### Excerpted text
★ ★ ★ ★ ★ ★ ★
Spiced duck confit in a ginger broth

Spiced duck confit in a ginger broth

By
From
Leiths How to Cook
Serves
4
Photographer
Peter Cassidy

Ingredients

Quantity Ingredient
4 Duck confit, legs only, using spiced variation
small bunch thai basil
small bunch coriander
1 long red chilli
small handful bean sprouts
4 pak choi

For the broth

Quantity Ingredient
750ml Chicken and veal stock
2 cm piece fresh root ginger
1 long red chilli
2 spring onions
3 star anise
1 cinnamon stick
1/2 lime
1 tablespoon oyster sauce
1 tablespoon nam pla
1/4 teaspoon palm sugar
dash kecap manis

Method

  1. Heat the oven to 190ºC. Put the duck confit into a roasting tin and cook in the oven for 20 minutes, or until it is hot through and the skin crisp.
★ ★ ★ ★ ★ ★ ★
### Recorded data

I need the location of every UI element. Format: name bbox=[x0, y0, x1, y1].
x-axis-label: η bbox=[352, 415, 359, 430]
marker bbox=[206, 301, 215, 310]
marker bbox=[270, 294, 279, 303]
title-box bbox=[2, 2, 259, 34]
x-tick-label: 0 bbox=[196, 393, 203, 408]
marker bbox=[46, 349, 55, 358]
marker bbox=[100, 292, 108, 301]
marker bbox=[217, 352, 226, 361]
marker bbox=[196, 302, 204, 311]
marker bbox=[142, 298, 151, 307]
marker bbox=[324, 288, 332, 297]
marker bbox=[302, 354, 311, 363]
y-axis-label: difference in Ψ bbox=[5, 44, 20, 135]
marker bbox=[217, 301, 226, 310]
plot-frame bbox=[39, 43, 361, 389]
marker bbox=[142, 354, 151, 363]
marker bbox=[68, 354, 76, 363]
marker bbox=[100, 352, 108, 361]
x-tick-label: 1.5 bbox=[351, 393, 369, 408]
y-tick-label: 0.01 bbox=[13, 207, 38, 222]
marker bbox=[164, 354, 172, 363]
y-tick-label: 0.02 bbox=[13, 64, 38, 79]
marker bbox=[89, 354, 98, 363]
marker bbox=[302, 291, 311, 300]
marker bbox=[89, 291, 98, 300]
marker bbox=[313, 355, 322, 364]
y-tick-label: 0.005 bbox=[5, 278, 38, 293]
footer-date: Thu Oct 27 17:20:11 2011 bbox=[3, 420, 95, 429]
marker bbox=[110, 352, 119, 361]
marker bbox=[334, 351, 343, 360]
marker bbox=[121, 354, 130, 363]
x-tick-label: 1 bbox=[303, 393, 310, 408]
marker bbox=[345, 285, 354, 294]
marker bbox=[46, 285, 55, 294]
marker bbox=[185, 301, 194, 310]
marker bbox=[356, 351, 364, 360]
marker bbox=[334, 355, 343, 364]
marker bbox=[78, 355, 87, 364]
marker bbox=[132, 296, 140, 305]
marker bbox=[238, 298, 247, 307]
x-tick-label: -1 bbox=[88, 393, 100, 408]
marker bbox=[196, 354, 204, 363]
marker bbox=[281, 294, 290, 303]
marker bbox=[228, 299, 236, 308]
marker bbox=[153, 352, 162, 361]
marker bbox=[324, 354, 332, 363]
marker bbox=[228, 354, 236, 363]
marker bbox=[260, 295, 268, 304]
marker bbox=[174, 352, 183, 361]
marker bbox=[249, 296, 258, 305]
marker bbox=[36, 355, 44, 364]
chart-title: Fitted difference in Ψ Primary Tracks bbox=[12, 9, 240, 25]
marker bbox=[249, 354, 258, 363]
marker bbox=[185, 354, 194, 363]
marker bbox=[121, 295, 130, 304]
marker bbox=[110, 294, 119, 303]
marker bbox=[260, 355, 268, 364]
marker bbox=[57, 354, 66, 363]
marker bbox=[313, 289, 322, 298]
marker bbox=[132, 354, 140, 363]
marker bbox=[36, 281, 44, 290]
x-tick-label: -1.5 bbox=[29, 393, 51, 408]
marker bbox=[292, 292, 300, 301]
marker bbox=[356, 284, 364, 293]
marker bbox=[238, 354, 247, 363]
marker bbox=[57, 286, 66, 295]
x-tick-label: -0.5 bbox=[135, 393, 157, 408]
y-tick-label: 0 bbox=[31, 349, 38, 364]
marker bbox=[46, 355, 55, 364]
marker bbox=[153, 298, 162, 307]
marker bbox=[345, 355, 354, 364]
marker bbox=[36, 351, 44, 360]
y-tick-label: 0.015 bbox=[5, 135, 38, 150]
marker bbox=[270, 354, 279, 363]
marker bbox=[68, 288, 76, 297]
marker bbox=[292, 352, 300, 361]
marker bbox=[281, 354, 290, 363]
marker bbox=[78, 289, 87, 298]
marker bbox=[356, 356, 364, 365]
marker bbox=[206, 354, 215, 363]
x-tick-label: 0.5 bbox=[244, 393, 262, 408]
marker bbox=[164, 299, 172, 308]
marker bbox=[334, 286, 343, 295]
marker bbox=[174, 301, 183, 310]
★ ★ ★ ★ ★ ★ ★
### Required work
Can you give the duck confit recipe again, starting with "1. Heat the" and going on through "the skin crisp.", and rename "roasting tin" to "baking dish"? The listing is separate material, unrelated to the duck confit recipe.

### Correct answer
1. Heat the oven to 190ºC. Put the duck confit into a baking dish and cook in the oven for 20 minutes, or until it is hot through and the skin crisp.